> [The records]:
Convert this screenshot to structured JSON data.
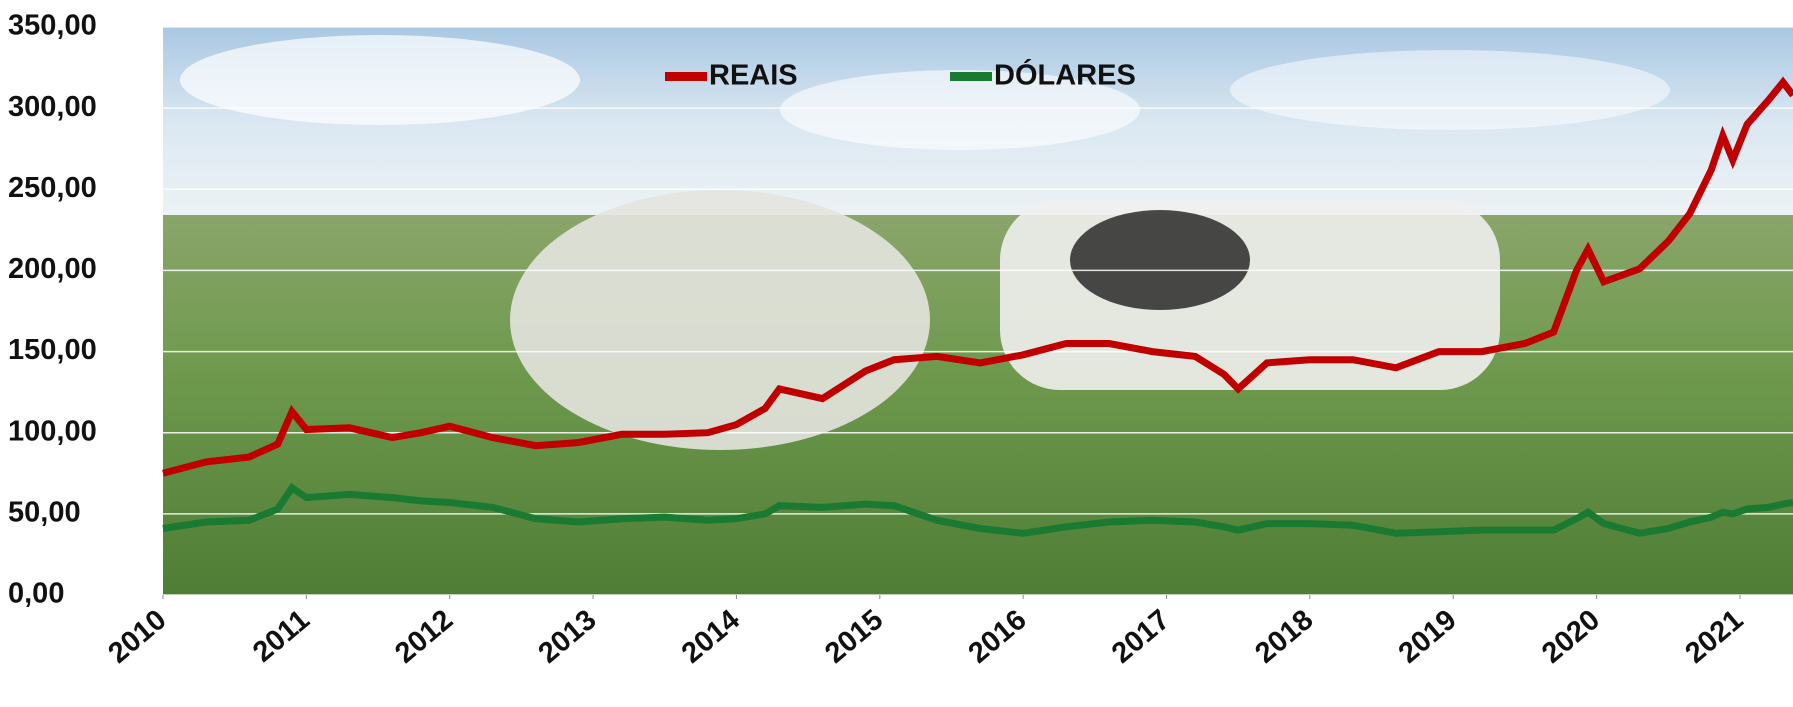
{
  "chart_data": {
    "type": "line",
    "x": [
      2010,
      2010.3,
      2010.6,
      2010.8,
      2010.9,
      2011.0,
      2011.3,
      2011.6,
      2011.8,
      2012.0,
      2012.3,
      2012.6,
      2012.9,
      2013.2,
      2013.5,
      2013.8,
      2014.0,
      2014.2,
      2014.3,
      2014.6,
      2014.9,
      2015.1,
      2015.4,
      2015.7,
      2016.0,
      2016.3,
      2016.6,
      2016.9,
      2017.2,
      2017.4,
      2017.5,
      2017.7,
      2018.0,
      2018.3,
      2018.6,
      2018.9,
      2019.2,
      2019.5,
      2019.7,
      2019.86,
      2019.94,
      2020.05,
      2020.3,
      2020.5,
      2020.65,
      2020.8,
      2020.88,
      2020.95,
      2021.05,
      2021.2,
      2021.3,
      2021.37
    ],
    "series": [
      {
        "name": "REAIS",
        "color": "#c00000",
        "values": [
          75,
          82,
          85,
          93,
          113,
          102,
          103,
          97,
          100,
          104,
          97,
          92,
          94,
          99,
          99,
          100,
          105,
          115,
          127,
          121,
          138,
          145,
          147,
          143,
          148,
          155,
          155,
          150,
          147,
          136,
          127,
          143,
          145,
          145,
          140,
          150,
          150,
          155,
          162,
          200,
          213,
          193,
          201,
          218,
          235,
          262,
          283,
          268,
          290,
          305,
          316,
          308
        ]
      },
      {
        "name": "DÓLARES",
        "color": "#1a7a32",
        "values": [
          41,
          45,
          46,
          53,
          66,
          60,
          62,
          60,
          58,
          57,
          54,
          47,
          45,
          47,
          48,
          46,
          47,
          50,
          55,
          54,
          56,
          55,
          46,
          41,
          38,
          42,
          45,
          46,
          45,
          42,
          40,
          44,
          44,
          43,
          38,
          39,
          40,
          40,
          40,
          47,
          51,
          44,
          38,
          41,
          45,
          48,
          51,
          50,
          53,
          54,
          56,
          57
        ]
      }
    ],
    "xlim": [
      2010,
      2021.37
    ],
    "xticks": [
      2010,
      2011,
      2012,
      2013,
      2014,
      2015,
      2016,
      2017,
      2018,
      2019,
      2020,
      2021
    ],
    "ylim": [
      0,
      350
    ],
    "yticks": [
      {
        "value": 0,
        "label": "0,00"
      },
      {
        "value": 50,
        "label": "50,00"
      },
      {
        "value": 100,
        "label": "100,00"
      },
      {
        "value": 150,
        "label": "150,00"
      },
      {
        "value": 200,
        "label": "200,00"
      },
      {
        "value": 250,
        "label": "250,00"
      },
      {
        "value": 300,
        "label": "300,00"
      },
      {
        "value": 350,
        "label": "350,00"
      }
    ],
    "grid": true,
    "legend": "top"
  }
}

--

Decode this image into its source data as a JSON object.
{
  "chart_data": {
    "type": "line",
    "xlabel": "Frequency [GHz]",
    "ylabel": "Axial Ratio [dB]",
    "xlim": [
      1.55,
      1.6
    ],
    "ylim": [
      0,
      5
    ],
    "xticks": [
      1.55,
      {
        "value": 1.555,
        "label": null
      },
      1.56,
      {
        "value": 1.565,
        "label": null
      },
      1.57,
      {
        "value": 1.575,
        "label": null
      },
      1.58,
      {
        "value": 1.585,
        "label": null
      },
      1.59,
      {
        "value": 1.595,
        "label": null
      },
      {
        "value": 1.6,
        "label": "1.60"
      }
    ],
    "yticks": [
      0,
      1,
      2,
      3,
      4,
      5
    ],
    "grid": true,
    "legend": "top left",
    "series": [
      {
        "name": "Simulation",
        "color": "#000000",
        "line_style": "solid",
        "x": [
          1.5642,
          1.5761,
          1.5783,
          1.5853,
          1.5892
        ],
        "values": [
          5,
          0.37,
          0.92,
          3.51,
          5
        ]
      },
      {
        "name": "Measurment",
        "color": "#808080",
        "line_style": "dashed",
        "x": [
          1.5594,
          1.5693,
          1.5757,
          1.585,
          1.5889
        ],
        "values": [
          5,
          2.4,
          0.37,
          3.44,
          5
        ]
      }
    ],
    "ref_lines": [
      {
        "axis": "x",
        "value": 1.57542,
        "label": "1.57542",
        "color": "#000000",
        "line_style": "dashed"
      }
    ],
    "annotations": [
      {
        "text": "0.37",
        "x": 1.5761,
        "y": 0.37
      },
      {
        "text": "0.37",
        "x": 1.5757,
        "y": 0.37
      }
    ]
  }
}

==

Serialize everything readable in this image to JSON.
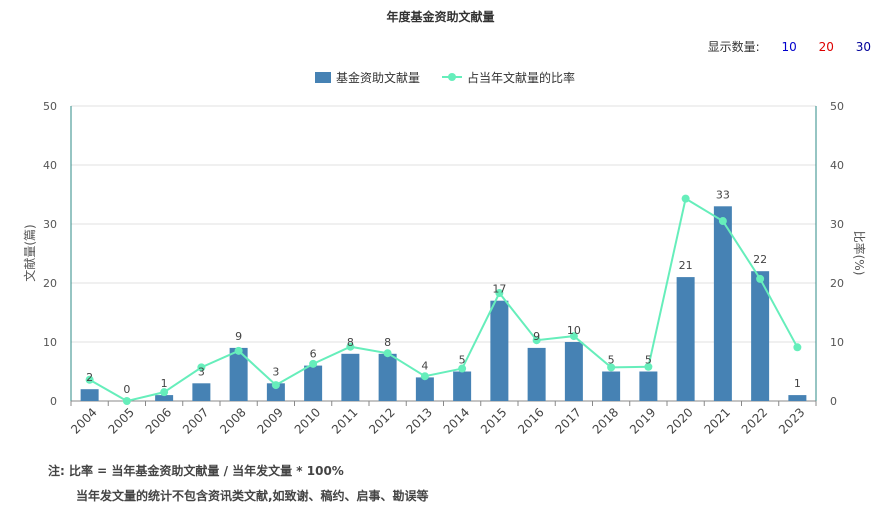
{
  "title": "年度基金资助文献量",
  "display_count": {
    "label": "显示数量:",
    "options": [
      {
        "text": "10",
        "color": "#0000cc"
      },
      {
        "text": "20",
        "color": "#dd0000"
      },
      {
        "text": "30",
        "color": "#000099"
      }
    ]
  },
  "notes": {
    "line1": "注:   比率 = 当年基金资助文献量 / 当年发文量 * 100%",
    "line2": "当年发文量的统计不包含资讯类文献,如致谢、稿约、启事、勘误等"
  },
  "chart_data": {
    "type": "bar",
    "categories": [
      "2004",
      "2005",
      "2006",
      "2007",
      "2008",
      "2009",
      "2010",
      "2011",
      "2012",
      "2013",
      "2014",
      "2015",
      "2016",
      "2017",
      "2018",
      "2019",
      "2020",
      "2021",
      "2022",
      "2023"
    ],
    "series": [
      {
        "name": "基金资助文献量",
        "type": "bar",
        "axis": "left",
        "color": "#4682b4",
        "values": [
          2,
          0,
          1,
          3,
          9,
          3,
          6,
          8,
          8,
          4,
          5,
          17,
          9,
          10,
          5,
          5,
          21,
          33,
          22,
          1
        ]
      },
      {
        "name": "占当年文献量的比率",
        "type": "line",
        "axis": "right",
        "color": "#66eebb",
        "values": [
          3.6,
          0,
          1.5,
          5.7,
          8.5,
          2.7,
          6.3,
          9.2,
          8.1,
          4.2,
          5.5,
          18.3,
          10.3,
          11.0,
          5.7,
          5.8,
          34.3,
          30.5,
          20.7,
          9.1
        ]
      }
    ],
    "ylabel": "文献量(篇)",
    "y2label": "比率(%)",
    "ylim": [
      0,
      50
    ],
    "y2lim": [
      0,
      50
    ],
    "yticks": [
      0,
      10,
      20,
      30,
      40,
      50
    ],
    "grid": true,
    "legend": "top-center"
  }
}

> [Requirements]:
Gather each line in the entries above where the string "text" is found.

> [Output below]:
        "text": "0.37",
        "text": "0.37",
        "text": "10",
        "text": "20",
        "text": "30",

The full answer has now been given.